Start

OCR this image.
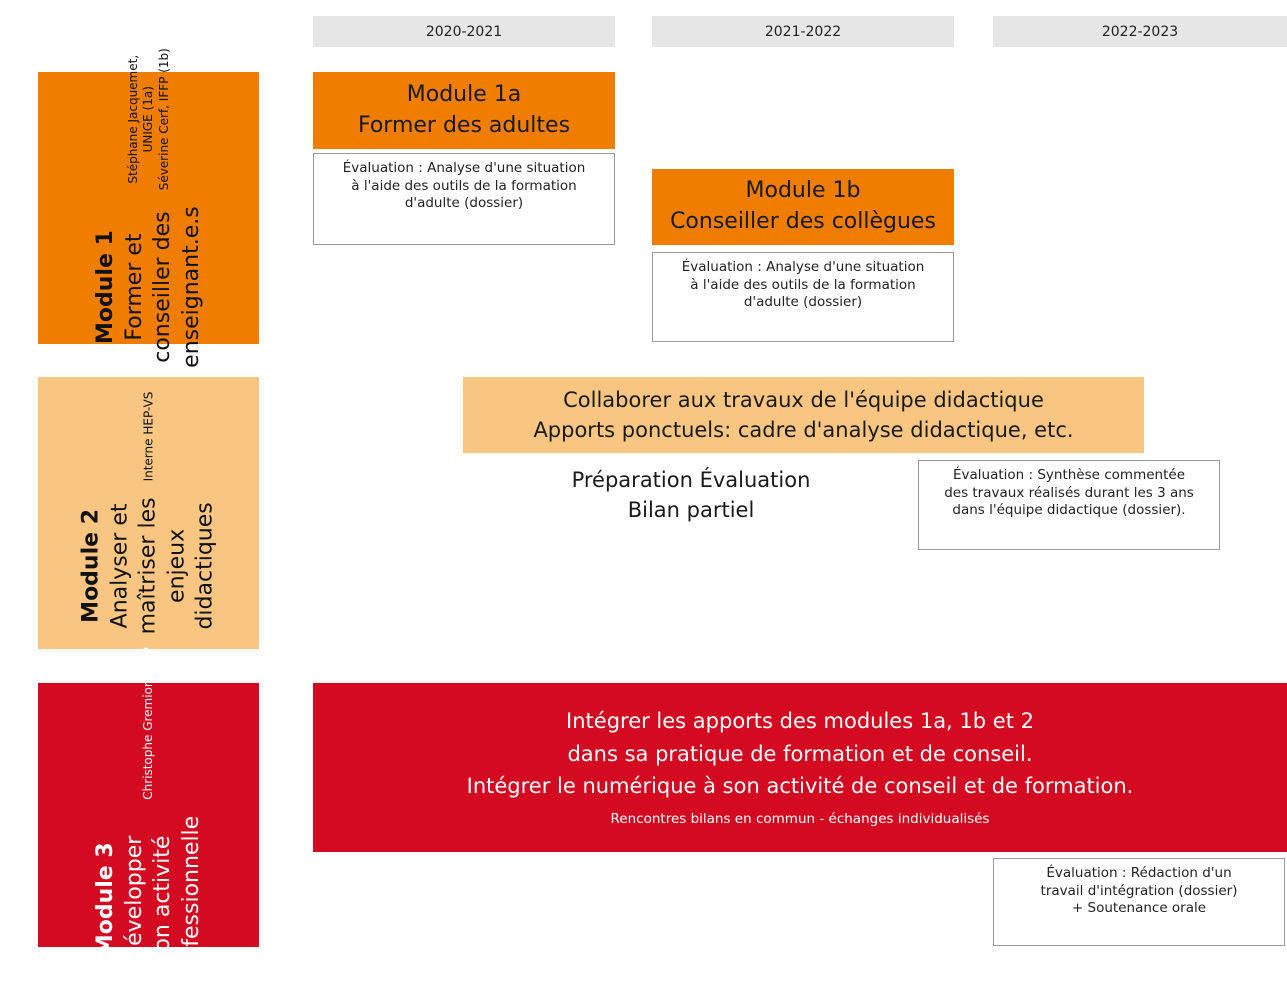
2020-2021	2021-2022	2022-2023
Module 1 Former et conseiller des enseignant.e.s
Stéphane Jacquemet, UNIGE (1a) Séverine Cerf, IFFP (1b)
Module 2 Analyser et maîtriser les enjeux didactiques
Interne HEP-VS
Module 3 Développer son activité professionnelle
Christophe Gremion, IFFP
Module 1a
Former des adultes
Évaluation : Analyse d'une situation
à l'aide des outils de la formation
d'adulte (dossier)	Module 1b
Conseiller des collègues
Évaluation : Analyse d'une situation
à l'aide des outils de la formation
d'adulte (dossier)
Collaborer aux travaux de l'équipe didactique
Apports ponctuels: cadre d'analyse didactique, etc.
Préparation Évaluation
Bilan partiel
Évaluation : Synthèse commentée
des travaux réalisés durant les 3 ans
dans l'équipe didactique (dossier).
Intégrer les apports des modules 1a, 1b et 2
dans sa pratique de formation et de conseil.
Intégrer le numérique à son activité de conseil et de formation.
Rencontres bilans en commun - échanges individualisés
Évaluation : Rédaction d'un
travail d'intégration (dossier)
+ Soutenance orale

End

**REQUEST**
Identify every line above that includes the word "IFFP", and show those lines.

**RESULT**
Stéphane Jacquemet, UNIGE (1a) Séverine Cerf, IFFP (1b)
Christophe Gremion, IFFP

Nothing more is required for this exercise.